(Extracted data entries)

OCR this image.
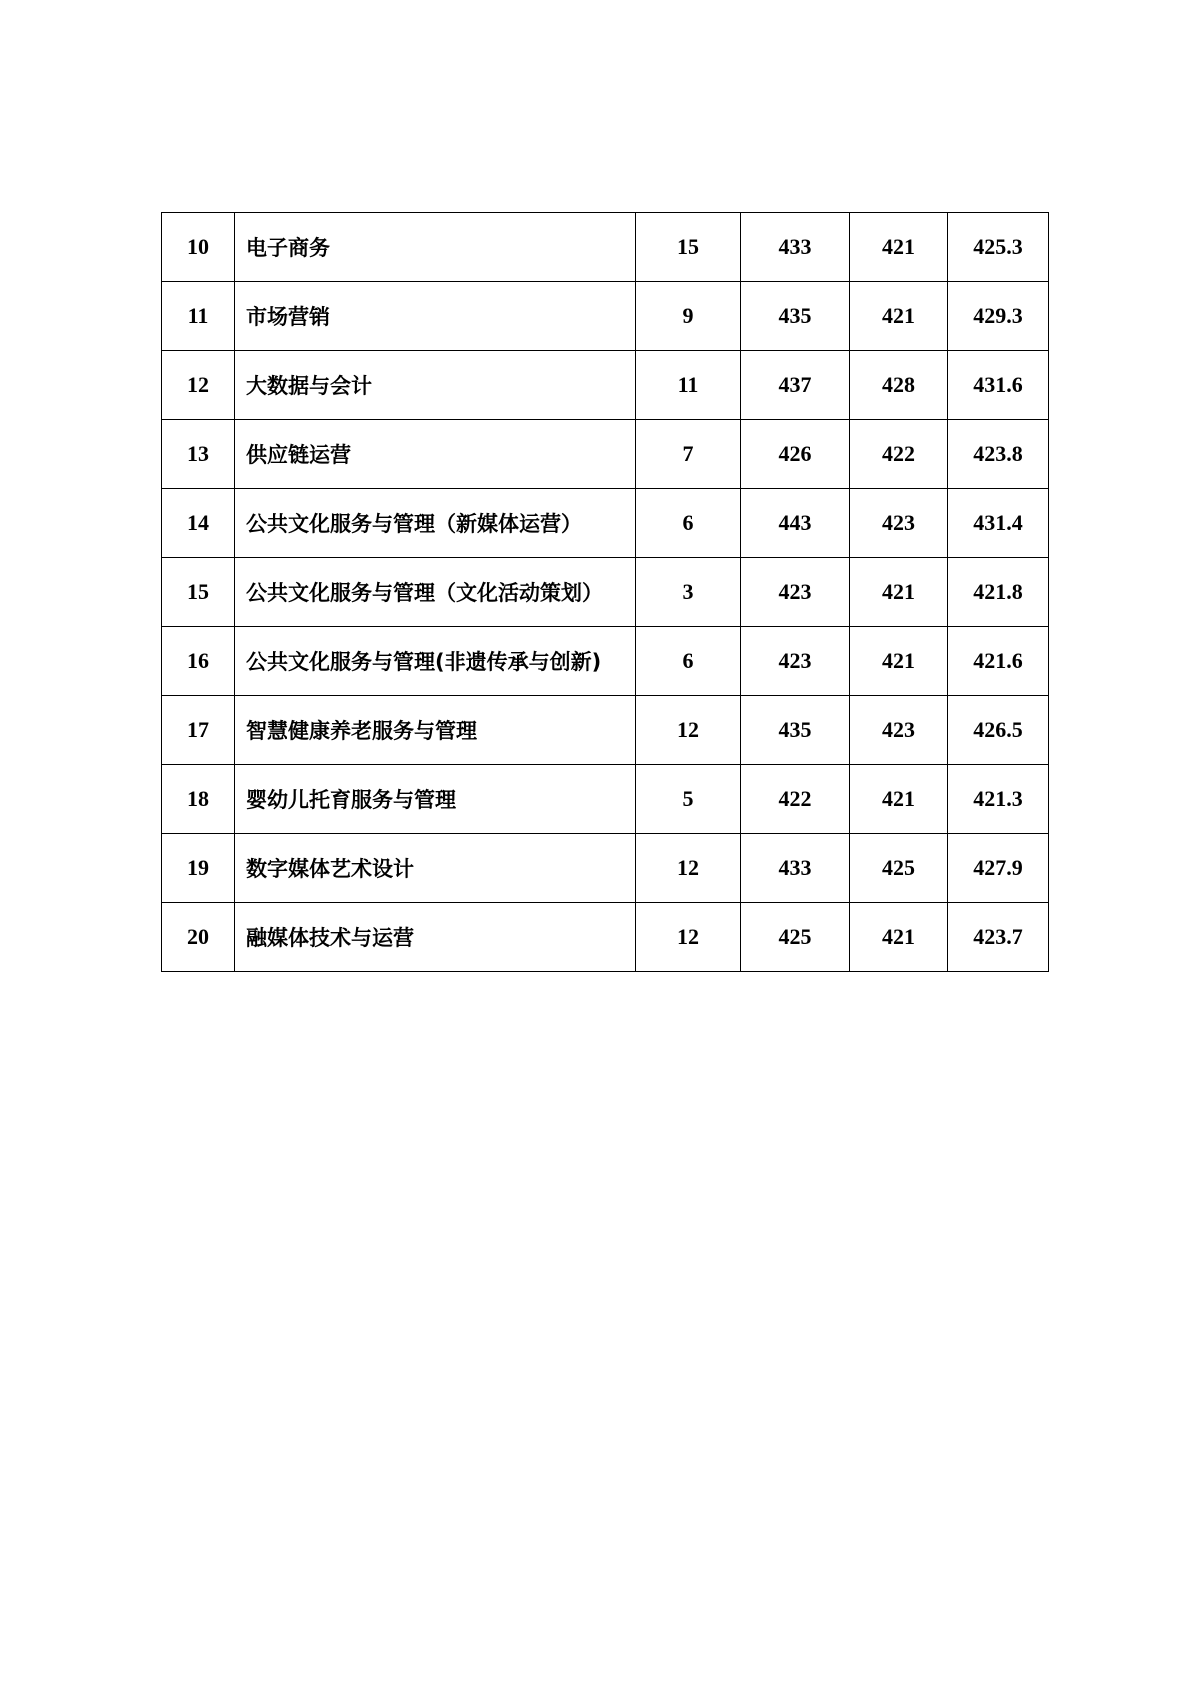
10	电子商务	15	433	421	425.3
11	市场营销	9	435	421	429.3
12	大数据与会计	11	437	428	431.6
13	供应链运营	7	426	422	423.8
14	公共文化服务与管理（新媒体运营）	6	443	423	431.4
15	公共文化服务与管理（文化活动策划）	3	423	421	421.8
16	公共文化服务与管理(非遗传承与创新)	6	423	421	421.6
17	智慧健康养老服务与管理	12	435	423	426.5
18	婴幼儿托育服务与管理	5	422	421	421.3
19	数字媒体艺术设计	12	433	425	427.9
20	融媒体技术与运营	12	425	421	423.7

> **PROMPT**
Tally the lines in the entries above that hold the word "公共文化服务与管理". Reply with nothing but that count.

> **TASK ANSWER**
3